* [Stated task]: Copy out each line of the material in which the word "with" appears.

* [Given information]:
= = = = = = =

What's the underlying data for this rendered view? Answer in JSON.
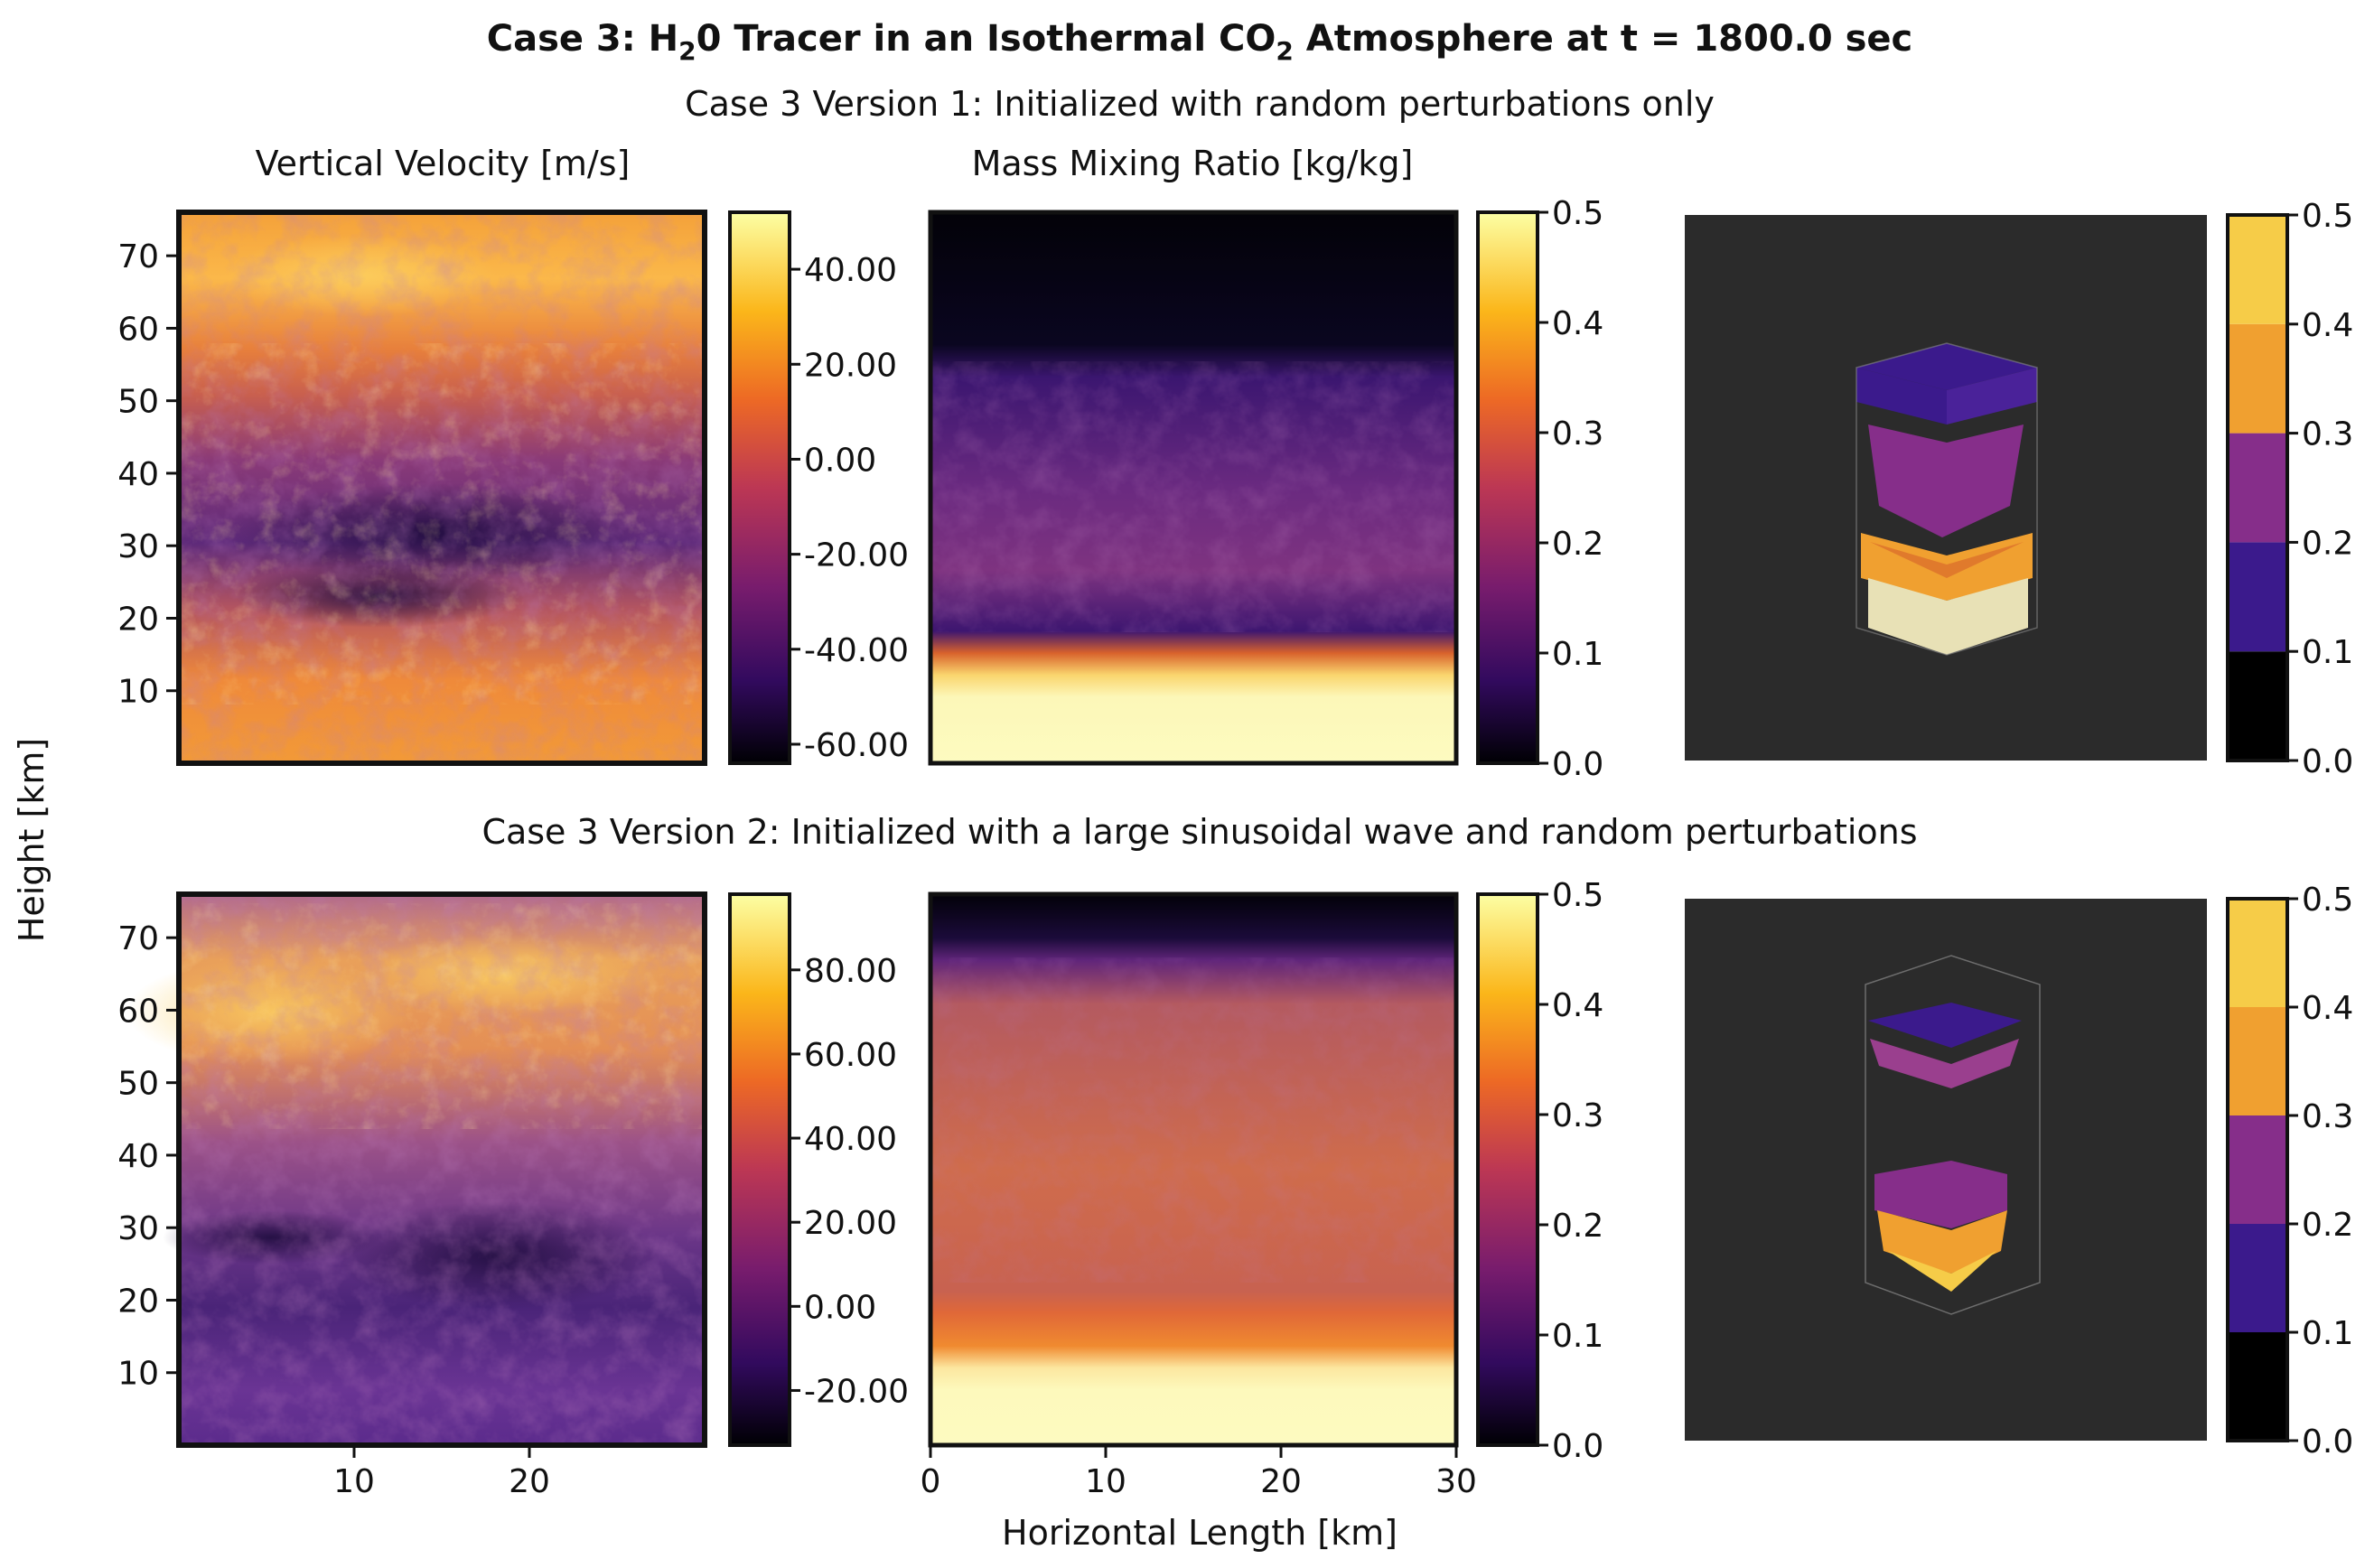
{
  "figure": {
    "title_prefix": "Case 3: H",
    "title_sub1": "2",
    "title_mid": "0 Tracer in an Isothermal CO",
    "title_sub2": "2",
    "title_suffix": " Atmosphere at t = 1800.0 sec",
    "shared_ylabel": "Height [km]",
    "shared_xlabel": "Horizontal Length [km]"
  },
  "row1": {
    "title": "Case 3 Version 1: Initialized with random perturbations only",
    "panel1_title": "Vertical Velocity [m/s]",
    "panel2_title": "Mass Mixing Ratio [kg/kg]"
  },
  "row2": {
    "title": "Case 3 Version 2: Initialized with a large sinusoidal wave and random perturbations"
  },
  "colors": {
    "inferno": [
      "#000004",
      "#320a5e",
      "#781c6d",
      "#bc3754",
      "#ed6925",
      "#fbb61a",
      "#fcffa4"
    ],
    "discrete": [
      "#000000",
      "#3b1a8c",
      "#862e8a",
      "#f0a030",
      "#f6cc48"
    ],
    "render_bg": "#2b2b2b"
  },
  "chart_data": [
    {
      "id": "v1-velocity",
      "type": "heatmap",
      "title": "Vertical Velocity [m/s]",
      "ylabel": "Height [km]",
      "xlim": [
        0,
        30
      ],
      "ylim": [
        0,
        76
      ],
      "yticks": [
        "10",
        "20",
        "30",
        "40",
        "50",
        "60",
        "70"
      ],
      "colorbar": {
        "range": [
          -64,
          52
        ],
        "ticks": [
          "40.00",
          "20.00",
          "0.00",
          "-20.00",
          "-40.00",
          "-60.00"
        ],
        "tick_values": [
          40,
          20,
          0,
          -20,
          -40,
          -60
        ]
      }
    },
    {
      "id": "v1-mixing",
      "type": "heatmap",
      "title": "Mass Mixing Ratio [kg/kg]",
      "xlim": [
        0,
        30
      ],
      "ylim": [
        0,
        76
      ],
      "colorbar": {
        "range": [
          0,
          0.5
        ],
        "ticks": [
          "0.5",
          "0.4",
          "0.3",
          "0.2",
          "0.1",
          "0.0"
        ],
        "tick_values": [
          0.5,
          0.4,
          0.3,
          0.2,
          0.1,
          0.0
        ]
      }
    },
    {
      "id": "v1-render",
      "type": "heatmap",
      "colorbar": {
        "range": [
          0,
          0.5
        ],
        "levels": [
          0,
          0.1,
          0.2,
          0.3,
          0.4,
          0.5
        ],
        "ticks": [
          "0.5",
          "0.4",
          "0.3",
          "0.2",
          "0.1",
          "0.0"
        ],
        "tick_values": [
          0.5,
          0.4,
          0.3,
          0.2,
          0.1,
          0.0
        ]
      }
    },
    {
      "id": "v2-velocity",
      "type": "heatmap",
      "ylabel": "Height [km]",
      "xlim": [
        0,
        30
      ],
      "ylim": [
        0,
        76
      ],
      "yticks": [
        "10",
        "20",
        "30",
        "40",
        "50",
        "60",
        "70"
      ],
      "xticks": [
        "10",
        "20"
      ],
      "colorbar": {
        "range": [
          -33,
          98
        ],
        "ticks": [
          "80.00",
          "60.00",
          "40.00",
          "20.00",
          "0.00",
          "-20.00"
        ],
        "tick_values": [
          80,
          60,
          40,
          20,
          0,
          -20
        ]
      }
    },
    {
      "id": "v2-mixing",
      "type": "heatmap",
      "xlabel": "Horizontal Length [km]",
      "xlim": [
        0,
        30
      ],
      "ylim": [
        0,
        76
      ],
      "xticks": [
        "0",
        "10",
        "20",
        "30"
      ],
      "colorbar": {
        "range": [
          0,
          0.5
        ],
        "ticks": [
          "0.5",
          "0.4",
          "0.3",
          "0.2",
          "0.1",
          "0.0"
        ],
        "tick_values": [
          0.5,
          0.4,
          0.3,
          0.2,
          0.1,
          0.0
        ]
      }
    },
    {
      "id": "v2-render",
      "type": "heatmap",
      "colorbar": {
        "range": [
          0,
          0.5
        ],
        "levels": [
          0,
          0.1,
          0.2,
          0.3,
          0.4,
          0.5
        ],
        "ticks": [
          "0.5",
          "0.4",
          "0.3",
          "0.2",
          "0.1",
          "0.0"
        ],
        "tick_values": [
          0.5,
          0.4,
          0.3,
          0.2,
          0.1,
          0.0
        ]
      }
    }
  ]
}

= = = = = = =

* [Exercise solution]:
    "title": "Case 3 Version 1: Initialized with random perturbations only",
    "title": "Case 3 Version 2: Initialized with a large sinusoidal wave and random perturbations"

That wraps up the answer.